▸ Stated problem
Copy, in full, each line of the material that holds the word "January".
◇ ◇ ◇
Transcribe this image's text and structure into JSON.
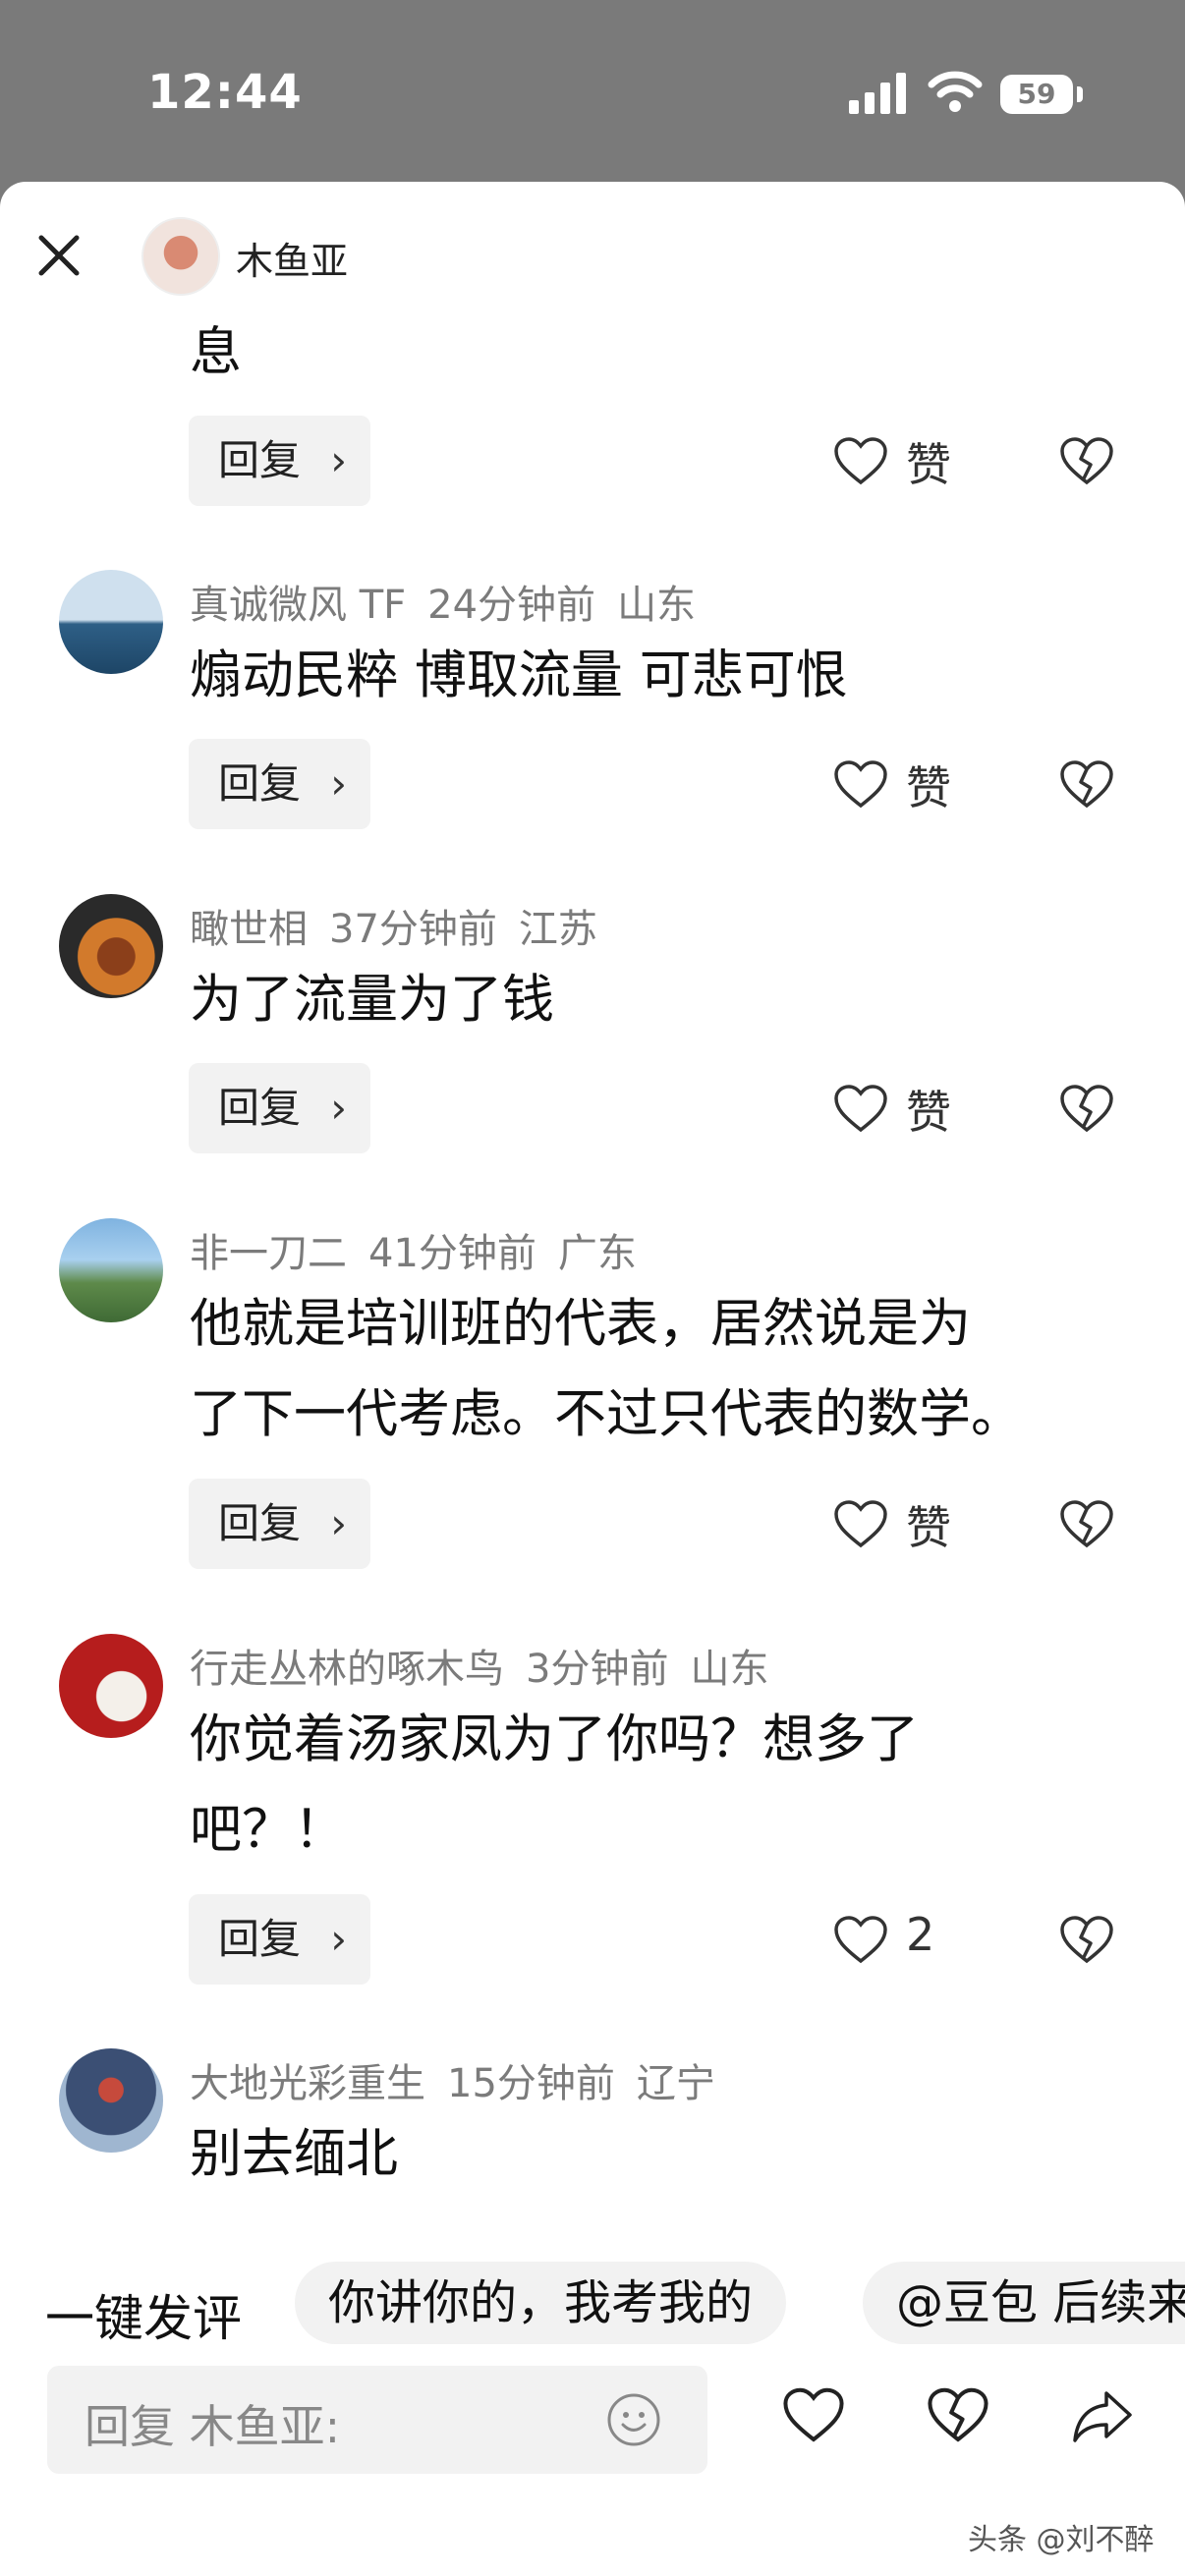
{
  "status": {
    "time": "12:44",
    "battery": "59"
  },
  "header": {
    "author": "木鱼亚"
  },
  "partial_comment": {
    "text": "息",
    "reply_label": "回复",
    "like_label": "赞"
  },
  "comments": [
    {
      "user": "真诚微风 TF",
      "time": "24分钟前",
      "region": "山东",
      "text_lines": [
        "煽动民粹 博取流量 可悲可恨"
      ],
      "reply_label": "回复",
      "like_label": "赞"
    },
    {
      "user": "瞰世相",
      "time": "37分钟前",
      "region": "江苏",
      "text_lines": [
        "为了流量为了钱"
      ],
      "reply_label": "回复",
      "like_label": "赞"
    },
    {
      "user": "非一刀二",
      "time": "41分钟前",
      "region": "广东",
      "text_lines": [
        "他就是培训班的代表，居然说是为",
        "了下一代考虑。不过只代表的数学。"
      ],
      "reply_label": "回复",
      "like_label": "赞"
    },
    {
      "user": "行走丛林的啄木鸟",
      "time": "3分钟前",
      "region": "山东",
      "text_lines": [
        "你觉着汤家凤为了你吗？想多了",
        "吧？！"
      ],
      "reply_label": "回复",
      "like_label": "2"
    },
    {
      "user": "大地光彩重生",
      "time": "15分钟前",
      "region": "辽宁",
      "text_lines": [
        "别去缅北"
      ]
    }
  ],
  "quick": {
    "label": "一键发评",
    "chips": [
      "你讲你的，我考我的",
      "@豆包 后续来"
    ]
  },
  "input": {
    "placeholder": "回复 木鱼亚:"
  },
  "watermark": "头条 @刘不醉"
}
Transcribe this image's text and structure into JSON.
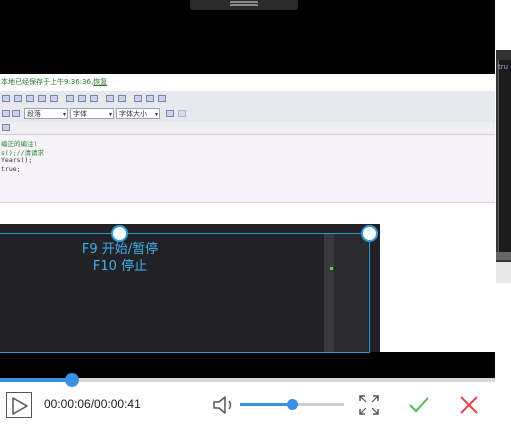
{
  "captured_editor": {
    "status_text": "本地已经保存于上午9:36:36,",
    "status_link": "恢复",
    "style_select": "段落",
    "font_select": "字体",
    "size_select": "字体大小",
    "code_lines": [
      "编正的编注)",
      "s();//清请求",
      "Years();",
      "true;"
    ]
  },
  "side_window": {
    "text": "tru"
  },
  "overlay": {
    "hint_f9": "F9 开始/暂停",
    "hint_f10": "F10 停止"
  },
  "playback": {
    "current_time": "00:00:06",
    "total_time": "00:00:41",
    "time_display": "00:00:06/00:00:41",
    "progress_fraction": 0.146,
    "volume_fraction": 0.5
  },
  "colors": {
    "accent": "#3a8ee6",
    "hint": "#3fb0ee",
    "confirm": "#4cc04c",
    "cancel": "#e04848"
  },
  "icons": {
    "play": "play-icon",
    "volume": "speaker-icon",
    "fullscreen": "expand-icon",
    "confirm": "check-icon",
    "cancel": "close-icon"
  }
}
◇ ◇ ◇
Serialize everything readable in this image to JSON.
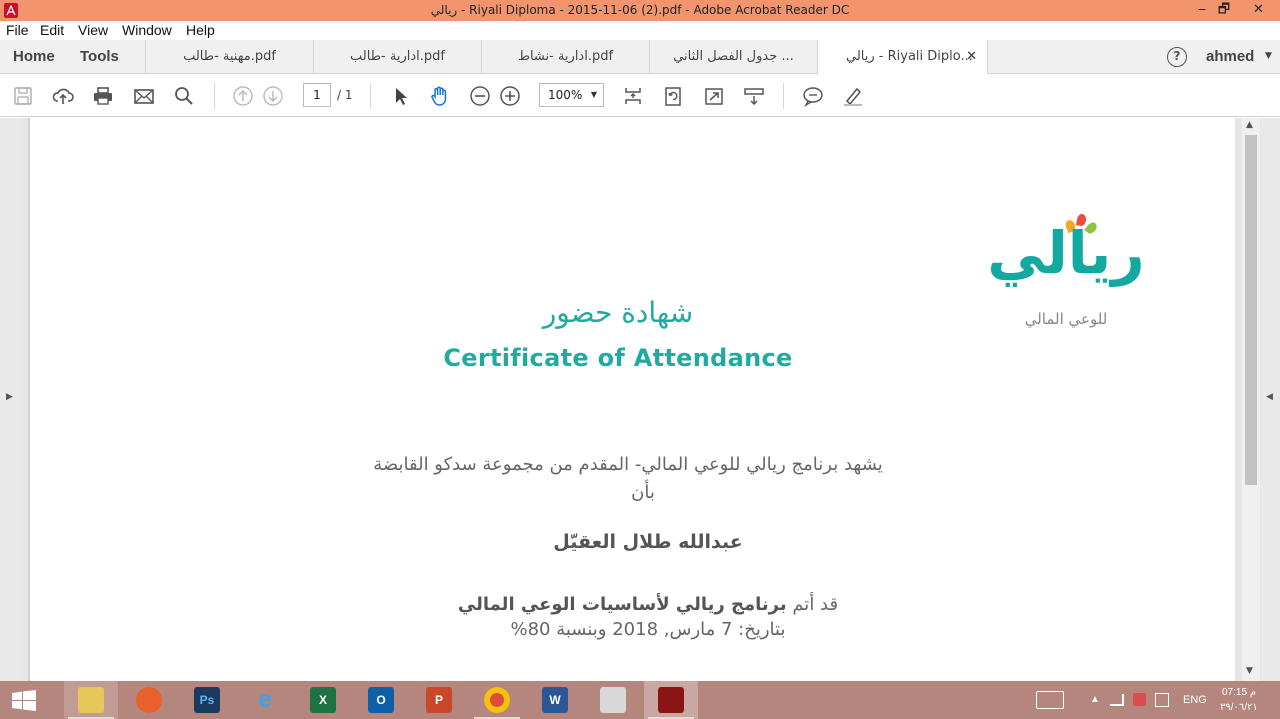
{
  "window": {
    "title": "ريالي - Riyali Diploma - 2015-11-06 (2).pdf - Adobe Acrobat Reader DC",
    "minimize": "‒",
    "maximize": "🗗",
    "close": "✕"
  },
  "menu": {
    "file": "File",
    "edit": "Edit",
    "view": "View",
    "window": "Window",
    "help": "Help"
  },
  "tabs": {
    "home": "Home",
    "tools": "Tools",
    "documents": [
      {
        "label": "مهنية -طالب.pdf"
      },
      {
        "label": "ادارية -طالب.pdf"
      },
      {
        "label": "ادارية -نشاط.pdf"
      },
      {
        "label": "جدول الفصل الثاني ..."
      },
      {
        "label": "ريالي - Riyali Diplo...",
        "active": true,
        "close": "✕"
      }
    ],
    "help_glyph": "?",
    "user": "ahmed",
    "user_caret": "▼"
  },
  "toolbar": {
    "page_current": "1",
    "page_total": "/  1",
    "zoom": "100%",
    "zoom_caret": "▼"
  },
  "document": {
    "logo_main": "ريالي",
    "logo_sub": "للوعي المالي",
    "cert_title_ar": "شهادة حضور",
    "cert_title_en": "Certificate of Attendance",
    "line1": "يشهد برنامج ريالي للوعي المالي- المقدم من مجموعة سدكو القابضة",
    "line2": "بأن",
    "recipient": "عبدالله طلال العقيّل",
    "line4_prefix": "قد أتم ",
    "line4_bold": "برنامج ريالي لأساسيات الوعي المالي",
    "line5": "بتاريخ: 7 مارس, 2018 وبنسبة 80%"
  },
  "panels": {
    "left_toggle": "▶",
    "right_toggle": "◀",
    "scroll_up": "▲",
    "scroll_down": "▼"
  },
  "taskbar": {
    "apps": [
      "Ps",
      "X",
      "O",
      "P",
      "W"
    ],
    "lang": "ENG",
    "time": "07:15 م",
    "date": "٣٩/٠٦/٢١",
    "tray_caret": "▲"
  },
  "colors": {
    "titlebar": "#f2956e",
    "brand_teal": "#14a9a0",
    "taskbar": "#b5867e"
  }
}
◇ ◇ ◇
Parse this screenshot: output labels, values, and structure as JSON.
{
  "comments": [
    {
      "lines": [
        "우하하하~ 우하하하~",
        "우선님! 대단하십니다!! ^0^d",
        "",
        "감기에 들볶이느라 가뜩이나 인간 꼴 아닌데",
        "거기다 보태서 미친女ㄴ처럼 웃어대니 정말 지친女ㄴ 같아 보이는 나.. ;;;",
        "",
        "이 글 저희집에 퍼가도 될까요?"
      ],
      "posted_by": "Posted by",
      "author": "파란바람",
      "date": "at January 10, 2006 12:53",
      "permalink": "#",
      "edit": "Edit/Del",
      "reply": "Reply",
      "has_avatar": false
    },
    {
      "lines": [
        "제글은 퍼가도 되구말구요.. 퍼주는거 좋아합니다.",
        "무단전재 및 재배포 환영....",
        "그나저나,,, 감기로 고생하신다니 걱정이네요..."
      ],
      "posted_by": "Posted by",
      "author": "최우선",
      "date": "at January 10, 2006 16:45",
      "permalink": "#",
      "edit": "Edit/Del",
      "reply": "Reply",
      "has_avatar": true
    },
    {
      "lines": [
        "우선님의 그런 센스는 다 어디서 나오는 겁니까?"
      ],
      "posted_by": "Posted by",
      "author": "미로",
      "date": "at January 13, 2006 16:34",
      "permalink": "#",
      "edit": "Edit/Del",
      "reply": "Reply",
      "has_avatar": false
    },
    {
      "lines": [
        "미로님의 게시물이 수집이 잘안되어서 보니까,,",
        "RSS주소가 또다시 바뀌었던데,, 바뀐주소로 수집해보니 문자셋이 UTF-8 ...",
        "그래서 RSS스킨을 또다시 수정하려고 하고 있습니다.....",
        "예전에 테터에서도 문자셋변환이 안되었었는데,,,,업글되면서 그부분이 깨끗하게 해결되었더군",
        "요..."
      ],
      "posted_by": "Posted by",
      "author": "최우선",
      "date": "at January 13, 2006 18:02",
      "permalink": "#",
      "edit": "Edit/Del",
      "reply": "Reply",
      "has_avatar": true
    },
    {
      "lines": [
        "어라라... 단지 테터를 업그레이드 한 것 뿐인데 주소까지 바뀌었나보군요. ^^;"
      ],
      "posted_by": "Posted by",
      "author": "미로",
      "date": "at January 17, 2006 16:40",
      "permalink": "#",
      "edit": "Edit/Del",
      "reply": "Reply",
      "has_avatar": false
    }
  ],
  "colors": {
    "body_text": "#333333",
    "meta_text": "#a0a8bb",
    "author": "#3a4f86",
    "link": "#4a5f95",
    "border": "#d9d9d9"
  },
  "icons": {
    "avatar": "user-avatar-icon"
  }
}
◇ ◇ ◇
▸ Response to the exercise
      "date": "at January 10, 2006 12:53",
      "date": "at January 10, 2006 16:45",
      "date": "at January 13, 2006 16:34",
      "date": "at January 13, 2006 18:02",
      "date": "at January 17, 2006 16:40",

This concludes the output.